**Given instruction**: Every record must be repeated exactly, with no omission.

(Excerpt from a dataset)
(begin)
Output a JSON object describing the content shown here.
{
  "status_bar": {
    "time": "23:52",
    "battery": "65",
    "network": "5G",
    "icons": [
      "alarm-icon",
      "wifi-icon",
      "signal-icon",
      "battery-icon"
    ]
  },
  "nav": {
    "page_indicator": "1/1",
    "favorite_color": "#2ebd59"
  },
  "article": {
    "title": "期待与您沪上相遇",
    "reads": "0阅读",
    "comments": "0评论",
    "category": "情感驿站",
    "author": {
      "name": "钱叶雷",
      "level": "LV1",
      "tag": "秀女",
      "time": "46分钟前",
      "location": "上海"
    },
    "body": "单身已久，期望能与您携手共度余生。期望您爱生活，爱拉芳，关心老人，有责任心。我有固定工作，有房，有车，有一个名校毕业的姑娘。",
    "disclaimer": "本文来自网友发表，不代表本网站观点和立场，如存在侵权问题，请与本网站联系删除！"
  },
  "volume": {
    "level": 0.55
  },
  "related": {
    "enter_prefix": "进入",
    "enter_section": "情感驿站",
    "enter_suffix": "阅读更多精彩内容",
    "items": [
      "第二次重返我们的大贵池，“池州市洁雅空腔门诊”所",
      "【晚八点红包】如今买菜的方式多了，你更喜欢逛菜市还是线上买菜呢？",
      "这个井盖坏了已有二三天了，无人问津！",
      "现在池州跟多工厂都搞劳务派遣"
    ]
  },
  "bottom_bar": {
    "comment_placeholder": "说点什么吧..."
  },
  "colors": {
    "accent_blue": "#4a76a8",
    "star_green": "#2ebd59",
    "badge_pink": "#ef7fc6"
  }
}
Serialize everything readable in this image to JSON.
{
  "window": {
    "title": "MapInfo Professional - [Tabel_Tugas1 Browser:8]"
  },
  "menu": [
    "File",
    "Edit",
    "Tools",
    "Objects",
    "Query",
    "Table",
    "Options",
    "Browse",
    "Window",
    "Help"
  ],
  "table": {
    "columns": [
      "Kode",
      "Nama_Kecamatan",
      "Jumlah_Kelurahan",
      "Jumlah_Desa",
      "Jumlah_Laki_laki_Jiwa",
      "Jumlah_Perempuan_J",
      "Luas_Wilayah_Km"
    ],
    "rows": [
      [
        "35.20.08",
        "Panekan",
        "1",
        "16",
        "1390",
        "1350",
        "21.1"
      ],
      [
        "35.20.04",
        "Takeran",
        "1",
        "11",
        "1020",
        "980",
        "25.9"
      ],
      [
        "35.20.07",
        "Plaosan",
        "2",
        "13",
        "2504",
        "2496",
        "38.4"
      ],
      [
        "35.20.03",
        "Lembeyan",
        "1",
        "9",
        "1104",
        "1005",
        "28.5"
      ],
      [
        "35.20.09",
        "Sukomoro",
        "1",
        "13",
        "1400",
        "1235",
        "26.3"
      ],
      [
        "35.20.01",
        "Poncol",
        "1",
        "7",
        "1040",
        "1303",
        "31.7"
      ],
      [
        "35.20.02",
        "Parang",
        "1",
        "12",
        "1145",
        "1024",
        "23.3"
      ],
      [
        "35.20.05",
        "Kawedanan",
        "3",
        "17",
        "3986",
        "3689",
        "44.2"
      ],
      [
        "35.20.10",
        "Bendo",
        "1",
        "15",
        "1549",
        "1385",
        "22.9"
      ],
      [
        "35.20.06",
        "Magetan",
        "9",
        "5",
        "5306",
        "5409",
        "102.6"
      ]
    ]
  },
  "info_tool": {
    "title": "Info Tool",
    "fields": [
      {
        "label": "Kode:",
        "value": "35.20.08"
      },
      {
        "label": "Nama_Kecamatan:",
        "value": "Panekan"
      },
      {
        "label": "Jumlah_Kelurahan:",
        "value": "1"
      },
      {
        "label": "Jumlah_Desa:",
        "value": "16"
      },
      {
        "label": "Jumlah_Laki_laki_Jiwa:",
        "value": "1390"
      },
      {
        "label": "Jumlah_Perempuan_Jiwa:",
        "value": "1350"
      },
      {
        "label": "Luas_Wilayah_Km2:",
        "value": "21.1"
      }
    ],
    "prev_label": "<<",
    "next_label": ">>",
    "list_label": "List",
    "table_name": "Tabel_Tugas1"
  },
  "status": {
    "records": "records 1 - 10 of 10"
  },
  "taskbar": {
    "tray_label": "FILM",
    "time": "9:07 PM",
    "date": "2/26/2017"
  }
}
(end)
**Exercise response**:
Output a JSON object describing the content shown here.
{
  "status_bar": {
    "time": "23:52",
    "battery": "65",
    "network": "5G",
    "icons": [
      "alarm-icon",
      "wifi-icon",
      "signal-icon",
      "battery-icon"
    ]
  },
  "nav": {
    "page_indicator": "1/1",
    "favorite_color": "#2ebd59"
  },
  "article": {
    "title": "期待与您沪上相遇",
    "reads": "0阅读",
    "comments": "0评论",
    "category": "情感驿站",
    "author": {
      "name": "钱叶雷",
      "level": "LV1",
      "tag": "秀女",
      "time": "46分钟前",
      "location": "上海"
    },
    "body": "单身已久，期望能与您携手共度余生。期望您爱生活，爱拉芳，关心老人，有责任心。我有固定工作，有房，有车，有一个名校毕业的姑娘。",
    "disclaimer": "本文来自网友发表，不代表本网站观点和立场，如存在侵权问题，请与本网站联系删除！"
  },
  "volume": {
    "level": 0.55
  },
  "related": {
    "enter_prefix": "进入",
    "enter_section": "情感驿站",
    "enter_suffix": "阅读更多精彩内容",
    "items": [
      "第二次重返我们的大贵池，“池州市洁雅空腔门诊”所",
      "【晚八点红包】如今买菜的方式多了，你更喜欢逛菜市还是线上买菜呢？",
      "这个井盖坏了已有二三天了，无人问津！",
      "现在池州跟多工厂都搞劳务派遣"
    ]
  },
  "bottom_bar": {
    "comment_placeholder": "说点什么吧..."
  },
  "colors": {
    "accent_blue": "#4a76a8",
    "star_green": "#2ebd59",
    "badge_pink": "#ef7fc6"
  }
}
Serialize everything readable in this image to JSON.
{
  "window": {
    "title": "MapInfo Professional - [Tabel_Tugas1 Browser:8]"
  },
  "menu": [
    "File",
    "Edit",
    "Tools",
    "Objects",
    "Query",
    "Table",
    "Options",
    "Browse",
    "Window",
    "Help"
  ],
  "table": {
    "columns": [
      "Kode",
      "Nama_Kecamatan",
      "Jumlah_Kelurahan",
      "Jumlah_Desa",
      "Jumlah_Laki_laki_Jiwa",
      "Jumlah_Perempuan_J",
      "Luas_Wilayah_Km"
    ],
    "rows": [
      [
        "35.20.08",
        "Panekan",
        "1",
        "16",
        "1390",
        "1350",
        "21.1"
      ],
      [
        "35.20.04",
        "Takeran",
        "1",
        "11",
        "1020",
        "980",
        "25.9"
      ],
      [
        "35.20.07",
        "Plaosan",
        "2",
        "13",
        "2504",
        "2496",
        "38.4"
      ],
      [
        "35.20.03",
        "Lembeyan",
        "1",
        "9",
        "1104",
        "1005",
        "28.5"
      ],
      [
        "35.20.09",
        "Sukomoro",
        "1",
        "13",
        "1400",
        "1235",
        "26.3"
      ],
      [
        "35.20.01",
        "Poncol",
        "1",
        "7",
        "1040",
        "1303",
        "31.7"
      ],
      [
        "35.20.02",
        "Parang",
        "1",
        "12",
        "1145",
        "1024",
        "23.3"
      ],
      [
        "35.20.05",
        "Kawedanan",
        "3",
        "17",
        "3986",
        "3689",
        "44.2"
      ],
      [
        "35.20.10",
        "Bendo",
        "1",
        "15",
        "1549",
        "1385",
        "22.9"
      ],
      [
        "35.20.06",
        "Magetan",
        "9",
        "5",
        "5306",
        "5409",
        "102.6"
      ]
    ]
  },
  "info_tool": {
    "title": "Info Tool",
    "fields": [
      {
        "label": "Kode:",
        "value": "35.20.08"
      },
      {
        "label": "Nama_Kecamatan:",
        "value": "Panekan"
      },
      {
        "label": "Jumlah_Kelurahan:",
        "value": "1"
      },
      {
        "label": "Jumlah_Desa:",
        "value": "16"
      },
      {
        "label": "Jumlah_Laki_laki_Jiwa:",
        "value": "1390"
      },
      {
        "label": "Jumlah_Perempuan_Jiwa:",
        "value": "1350"
      },
      {
        "label": "Luas_Wilayah_Km2:",
        "value": "21.1"
      }
    ],
    "prev_label": "<<",
    "next_label": ">>",
    "list_label": "List",
    "table_name": "Tabel_Tugas1"
  },
  "status": {
    "records": "records 1 - 10 of 10"
  },
  "taskbar": {
    "tray_label": "FILM",
    "time": "9:07 PM",
    "date": "2/26/2017"
  }
}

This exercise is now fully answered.